====== Source material

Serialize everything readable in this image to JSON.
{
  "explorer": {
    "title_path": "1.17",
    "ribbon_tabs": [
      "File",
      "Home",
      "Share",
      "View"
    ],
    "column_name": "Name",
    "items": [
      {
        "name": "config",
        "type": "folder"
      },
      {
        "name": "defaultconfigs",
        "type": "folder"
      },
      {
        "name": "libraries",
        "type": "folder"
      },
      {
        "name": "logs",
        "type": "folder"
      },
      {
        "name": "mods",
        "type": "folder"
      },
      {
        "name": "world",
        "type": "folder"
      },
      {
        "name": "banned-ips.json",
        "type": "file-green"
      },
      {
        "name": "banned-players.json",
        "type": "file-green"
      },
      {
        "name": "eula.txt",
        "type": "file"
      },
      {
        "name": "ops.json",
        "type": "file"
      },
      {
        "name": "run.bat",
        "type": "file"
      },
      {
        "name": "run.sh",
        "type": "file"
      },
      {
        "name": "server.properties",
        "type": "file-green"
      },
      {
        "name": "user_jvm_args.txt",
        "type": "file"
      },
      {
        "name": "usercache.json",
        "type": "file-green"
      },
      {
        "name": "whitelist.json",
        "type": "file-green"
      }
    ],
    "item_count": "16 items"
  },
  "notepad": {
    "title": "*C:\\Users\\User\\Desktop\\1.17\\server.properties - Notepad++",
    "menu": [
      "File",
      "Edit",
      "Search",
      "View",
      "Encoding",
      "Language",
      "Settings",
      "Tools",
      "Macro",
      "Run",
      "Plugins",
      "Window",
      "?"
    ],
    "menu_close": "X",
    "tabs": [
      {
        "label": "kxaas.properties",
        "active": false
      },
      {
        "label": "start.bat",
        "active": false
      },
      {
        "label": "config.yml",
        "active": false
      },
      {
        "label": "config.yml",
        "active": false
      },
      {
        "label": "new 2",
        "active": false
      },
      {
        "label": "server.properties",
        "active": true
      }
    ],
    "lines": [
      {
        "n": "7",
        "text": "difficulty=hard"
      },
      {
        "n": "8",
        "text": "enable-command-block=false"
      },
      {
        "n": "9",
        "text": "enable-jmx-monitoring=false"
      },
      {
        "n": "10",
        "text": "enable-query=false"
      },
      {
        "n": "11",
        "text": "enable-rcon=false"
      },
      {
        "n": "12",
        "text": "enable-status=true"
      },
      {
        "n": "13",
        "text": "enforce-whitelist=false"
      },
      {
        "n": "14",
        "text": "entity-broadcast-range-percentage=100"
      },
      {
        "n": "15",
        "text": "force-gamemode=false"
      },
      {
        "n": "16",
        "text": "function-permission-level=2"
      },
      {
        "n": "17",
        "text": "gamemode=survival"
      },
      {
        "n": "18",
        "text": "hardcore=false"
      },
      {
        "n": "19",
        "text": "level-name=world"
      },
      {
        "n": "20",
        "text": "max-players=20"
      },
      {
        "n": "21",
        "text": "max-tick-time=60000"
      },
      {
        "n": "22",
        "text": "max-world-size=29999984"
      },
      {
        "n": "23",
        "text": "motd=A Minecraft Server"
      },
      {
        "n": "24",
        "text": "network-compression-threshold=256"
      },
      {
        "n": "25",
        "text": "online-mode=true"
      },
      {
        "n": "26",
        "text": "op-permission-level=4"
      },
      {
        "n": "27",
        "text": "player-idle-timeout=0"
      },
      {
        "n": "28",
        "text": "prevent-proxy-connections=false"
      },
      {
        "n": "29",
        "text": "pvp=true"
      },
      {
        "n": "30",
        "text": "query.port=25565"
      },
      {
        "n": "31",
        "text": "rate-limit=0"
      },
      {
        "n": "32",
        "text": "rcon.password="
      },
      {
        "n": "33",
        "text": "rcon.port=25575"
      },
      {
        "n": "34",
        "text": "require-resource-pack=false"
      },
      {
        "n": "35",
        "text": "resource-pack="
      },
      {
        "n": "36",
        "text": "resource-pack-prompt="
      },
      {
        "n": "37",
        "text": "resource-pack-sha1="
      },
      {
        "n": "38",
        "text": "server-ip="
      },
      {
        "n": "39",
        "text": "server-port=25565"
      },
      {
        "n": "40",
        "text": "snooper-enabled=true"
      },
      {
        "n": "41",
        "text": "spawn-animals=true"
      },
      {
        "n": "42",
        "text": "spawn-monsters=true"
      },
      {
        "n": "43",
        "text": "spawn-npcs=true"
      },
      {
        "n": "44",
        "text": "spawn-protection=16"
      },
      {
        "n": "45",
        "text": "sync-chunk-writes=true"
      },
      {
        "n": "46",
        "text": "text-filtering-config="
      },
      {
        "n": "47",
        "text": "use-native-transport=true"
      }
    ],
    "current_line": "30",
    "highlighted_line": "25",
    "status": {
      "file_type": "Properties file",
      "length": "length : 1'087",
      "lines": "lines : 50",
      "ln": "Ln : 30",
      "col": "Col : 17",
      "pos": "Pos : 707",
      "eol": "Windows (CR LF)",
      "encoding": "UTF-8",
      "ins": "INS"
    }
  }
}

============

• Task directions: Type the material above out again, exactly.

• Written solution:
Serialize everything readable in this image to JSON.
{
  "explorer": {
    "title_path": "1.17",
    "ribbon_tabs": [
      "File",
      "Home",
      "Share",
      "View"
    ],
    "column_name": "Name",
    "items": [
      {
        "name": "config",
        "type": "folder"
      },
      {
        "name": "defaultconfigs",
        "type": "folder"
      },
      {
        "name": "libraries",
        "type": "folder"
      },
      {
        "name": "logs",
        "type": "folder"
      },
      {
        "name": "mods",
        "type": "folder"
      },
      {
        "name": "world",
        "type": "folder"
      },
      {
        "name": "banned-ips.json",
        "type": "file-green"
      },
      {
        "name": "banned-players.json",
        "type": "file-green"
      },
      {
        "name": "eula.txt",
        "type": "file"
      },
      {
        "name": "ops.json",
        "type": "file"
      },
      {
        "name": "run.bat",
        "type": "file"
      },
      {
        "name": "run.sh",
        "type": "file"
      },
      {
        "name": "server.properties",
        "type": "file-green"
      },
      {
        "name": "user_jvm_args.txt",
        "type": "file"
      },
      {
        "name": "usercache.json",
        "type": "file-green"
      },
      {
        "name": "whitelist.json",
        "type": "file-green"
      }
    ],
    "item_count": "16 items"
  },
  "notepad": {
    "title": "*C:\\Users\\User\\Desktop\\1.17\\server.properties - Notepad++",
    "menu": [
      "File",
      "Edit",
      "Search",
      "View",
      "Encoding",
      "Language",
      "Settings",
      "Tools",
      "Macro",
      "Run",
      "Plugins",
      "Window",
      "?"
    ],
    "menu_close": "X",
    "tabs": [
      {
        "label": "kxaas.properties",
        "active": false
      },
      {
        "label": "start.bat",
        "active": false
      },
      {
        "label": "config.yml",
        "active": false
      },
      {
        "label": "config.yml",
        "active": false
      },
      {
        "label": "new 2",
        "active": false
      },
      {
        "label": "server.properties",
        "active": true
      }
    ],
    "lines": [
      {
        "n": "7",
        "text": "difficulty=hard"
      },
      {
        "n": "8",
        "text": "enable-command-block=false"
      },
      {
        "n": "9",
        "text": "enable-jmx-monitoring=false"
      },
      {
        "n": "10",
        "text": "enable-query=false"
      },
      {
        "n": "11",
        "text": "enable-rcon=false"
      },
      {
        "n": "12",
        "text": "enable-status=true"
      },
      {
        "n": "13",
        "text": "enforce-whitelist=false"
      },
      {
        "n": "14",
        "text": "entity-broadcast-range-percentage=100"
      },
      {
        "n": "15",
        "text": "force-gamemode=false"
      },
      {
        "n": "16",
        "text": "function-permission-level=2"
      },
      {
        "n": "17",
        "text": "gamemode=survival"
      },
      {
        "n": "18",
        "text": "hardcore=false"
      },
      {
        "n": "19",
        "text": "level-name=world"
      },
      {
        "n": "20",
        "text": "max-players=20"
      },
      {
        "n": "21",
        "text": "max-tick-time=60000"
      },
      {
        "n": "22",
        "text": "max-world-size=29999984"
      },
      {
        "n": "23",
        "text": "motd=A Minecraft Server"
      },
      {
        "n": "24",
        "text": "network-compression-threshold=256"
      },
      {
        "n": "25",
        "text": "online-mode=true"
      },
      {
        "n": "26",
        "text": "op-permission-level=4"
      },
      {
        "n": "27",
        "text": "player-idle-timeout=0"
      },
      {
        "n": "28",
        "text": "prevent-proxy-connections=false"
      },
      {
        "n": "29",
        "text": "pvp=true"
      },
      {
        "n": "30",
        "text": "query.port=25565"
      },
      {
        "n": "31",
        "text": "rate-limit=0"
      },
      {
        "n": "32",
        "text": "rcon.password="
      },
      {
        "n": "33",
        "text": "rcon.port=25575"
      },
      {
        "n": "34",
        "text": "require-resource-pack=false"
      },
      {
        "n": "35",
        "text": "resource-pack="
      },
      {
        "n": "36",
        "text": "resource-pack-prompt="
      },
      {
        "n": "37",
        "text": "resource-pack-sha1="
      },
      {
        "n": "38",
        "text": "server-ip="
      },
      {
        "n": "39",
        "text": "server-port=25565"
      },
      {
        "n": "40",
        "text": "snooper-enabled=true"
      },
      {
        "n": "41",
        "text": "spawn-animals=true"
      },
      {
        "n": "42",
        "text": "spawn-monsters=true"
      },
      {
        "n": "43",
        "text": "spawn-npcs=true"
      },
      {
        "n": "44",
        "text": "spawn-protection=16"
      },
      {
        "n": "45",
        "text": "sync-chunk-writes=true"
      },
      {
        "n": "46",
        "text": "text-filtering-config="
      },
      {
        "n": "47",
        "text": "use-native-transport=true"
      }
    ],
    "current_line": "30",
    "highlighted_line": "25",
    "status": {
      "file_type": "Properties file",
      "length": "length : 1'087",
      "lines": "lines : 50",
      "ln": "Ln : 30",
      "col": "Col : 17",
      "pos": "Pos : 707",
      "eol": "Windows (CR LF)",
      "encoding": "UTF-8",
      "ins": "INS"
    }
  }
}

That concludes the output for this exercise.